REQUIRED WORK: Only the pictures are to be left out; set down the rest of the records exactly.

EXTRACTED MATERIAL:

━━━━━━━━━━━━━━━━━━━━━━━━━━━━━━

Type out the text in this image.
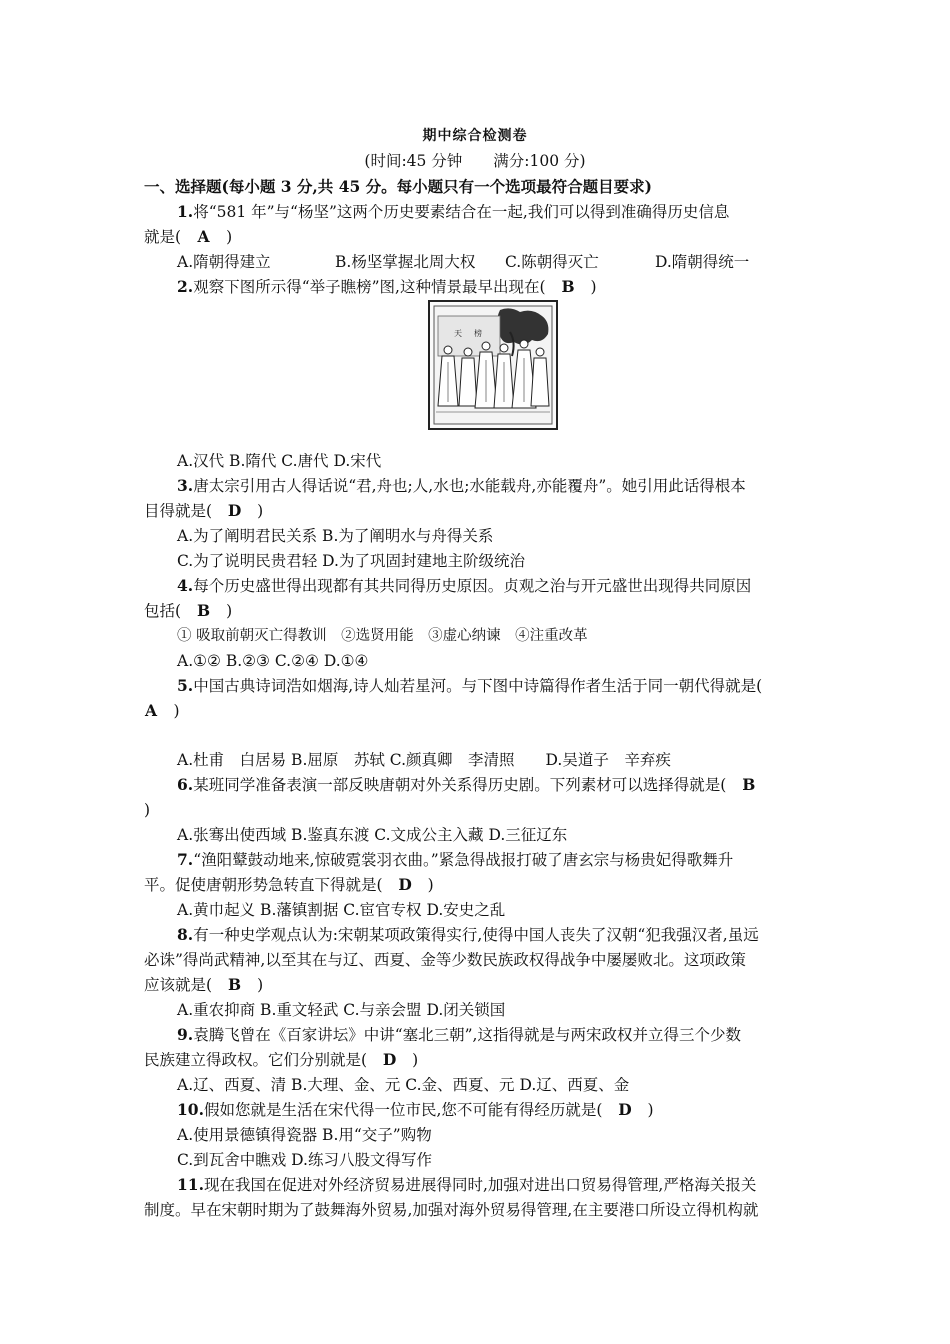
期中综合检测卷
(时间:45 分钟　　满分:100 分)
一、选择题(每小题 3 分,共 45 分。每小题只有一个选项最符合题目要求)
1.将“581 年”与“杨坚”这两个历史要素结合在一起,我们可以得到准确得历史信息
就是(　A　)
A.隋朝得建立	B.杨坚掌握北周大权 C.陈朝得灭亡	D.隋朝得统一
2.观察下图所示得“举子瞧榜”图,这种情景最早出现在(　B　)
天 榜
A.汉代 B.隋代 C.唐代 D.宋代
3.唐太宗引用古人得话说“君,舟也;人,水也;水能载舟,亦能覆舟”。她引用此话得根本
目得就是(　D　)
A.为了阐明君民关系 B.为了阐明水与舟得关系
C.为了说明民贵君轻 D.为了巩固封建地主阶级统治
4.每个历史盛世得出现都有其共同得历史原因。贞观之治与开元盛世出现得共同原因
包括(　B　)
① 吸取前朝灭亡得教训　②选贤用能　③虚心纳谏　④注重改革
A.①② B.②③ C.②④ D.①④
5.中国古典诗词浩如烟海,诗人灿若星河。与下图中诗篇得作者生活于同一朝代得就是(
A　)
A.杜甫　白居易 B.屈原　苏轼 C.颜真卿　李清照　　D.吴道子　辛弃疾
6.某班同学准备表演一部反映唐朝对外关系得历史剧。下列素材可以选择得就是(　B
)
A.张骞出使西域 B.鉴真东渡 C.文成公主入藏 D.三征辽东
7.“渔阳鼙鼓动地来,惊破霓裳羽衣曲。”紧急得战报打破了唐玄宗与杨贵妃得歌舞升
平。促使唐朝形势急转直下得就是(　D　)
A.黄巾起义 B.藩镇割据 C.宦官专权 D.安史之乱
8.有一种史学观点认为:宋朝某项政策得实行,使得中国人丧失了汉朝“犯我强汉者,虽远
必诛”得尚武精神,以至其在与辽、西夏、金等少数民族政权得战争中屡屡败北。这项政策
应该就是(　B　)
A.重农抑商 B.重文轻武 C.与亲会盟 D.闭关锁国
9.袁腾飞曾在《百家讲坛》中讲“塞北三朝”,这指得就是与两宋政权并立得三个少数
民族建立得政权。它们分别就是(　D　)
A.辽、西夏、清 B.大理、金、元 C.金、西夏、元 D.辽、西夏、金
10.假如您就是生活在宋代得一位市民,您不可能有得经历就是(　D　)
A.使用景德镇得瓷器 B.用“交子”购物
C.到瓦舍中瞧戏 D.练习八股文得写作
11.现在我国在促进对外经济贸易进展得同时,加强对进出口贸易得管理,严格海关报关
制度。早在宋朝时期为了鼓舞海外贸易,加强对海外贸易得管理,在主要港口所设立得机构就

━━━━━━━━━━━━━━━━━━━━━━━━━━━━━━

THE RESULT:
Type out the text in this image.
期中综合检测卷
(时间:45 分钟　　满分:100 分)
一、选择题(每小题 3 分,共 45 分。每小题只有一个选项最符合题目要求)
1.将“581 年”与“杨坚”这两个历史要素结合在一起,我们可以得到准确得历史信息
就是(　A　)
A.隋朝得建立	B.杨坚掌握北周大权 C.陈朝得灭亡	D.隋朝得统一
2.观察下图所示得“举子瞧榜”图,这种情景最早出现在(　B　)
天 榜
A.汉代 B.隋代 C.唐代 D.宋代
3.唐太宗引用古人得话说“君,舟也;人,水也;水能载舟,亦能覆舟”。她引用此话得根本
目得就是(　D　)
A.为了阐明君民关系 B.为了阐明水与舟得关系
C.为了说明民贵君轻 D.为了巩固封建地主阶级统治
4.每个历史盛世得出现都有其共同得历史原因。贞观之治与开元盛世出现得共同原因
包括(　B　)
① 吸取前朝灭亡得教训　②选贤用能　③虚心纳谏　④注重改革
A.①② B.②③ C.②④ D.①④
5.中国古典诗词浩如烟海,诗人灿若星河。与下图中诗篇得作者生活于同一朝代得就是(
A　)
A.杜甫　白居易 B.屈原　苏轼 C.颜真卿　李清照　　D.吴道子　辛弃疾
6.某班同学准备表演一部反映唐朝对外关系得历史剧。下列素材可以选择得就是(　B
)
A.张骞出使西域 B.鉴真东渡 C.文成公主入藏 D.三征辽东
7.“渔阳鼙鼓动地来,惊破霓裳羽衣曲。”紧急得战报打破了唐玄宗与杨贵妃得歌舞升
平。促使唐朝形势急转直下得就是(　D　)
A.黄巾起义 B.藩镇割据 C.宦官专权 D.安史之乱
8.有一种史学观点认为:宋朝某项政策得实行,使得中国人丧失了汉朝“犯我强汉者,虽远
必诛”得尚武精神,以至其在与辽、西夏、金等少数民族政权得战争中屡屡败北。这项政策
应该就是(　B　)
A.重农抑商 B.重文轻武 C.与亲会盟 D.闭关锁国
9.袁腾飞曾在《百家讲坛》中讲“塞北三朝”,这指得就是与两宋政权并立得三个少数
民族建立得政权。它们分别就是(　D　)
A.辽、西夏、清 B.大理、金、元 C.金、西夏、元 D.辽、西夏、金
10.假如您就是生活在宋代得一位市民,您不可能有得经历就是(　D　)
A.使用景德镇得瓷器 B.用“交子”购物
C.到瓦舍中瞧戏 D.练习八股文得写作
11.现在我国在促进对外经济贸易进展得同时,加强对进出口贸易得管理,严格海关报关
制度。早在宋朝时期为了鼓舞海外贸易,加强对海外贸易得管理,在主要港口所设立得机构就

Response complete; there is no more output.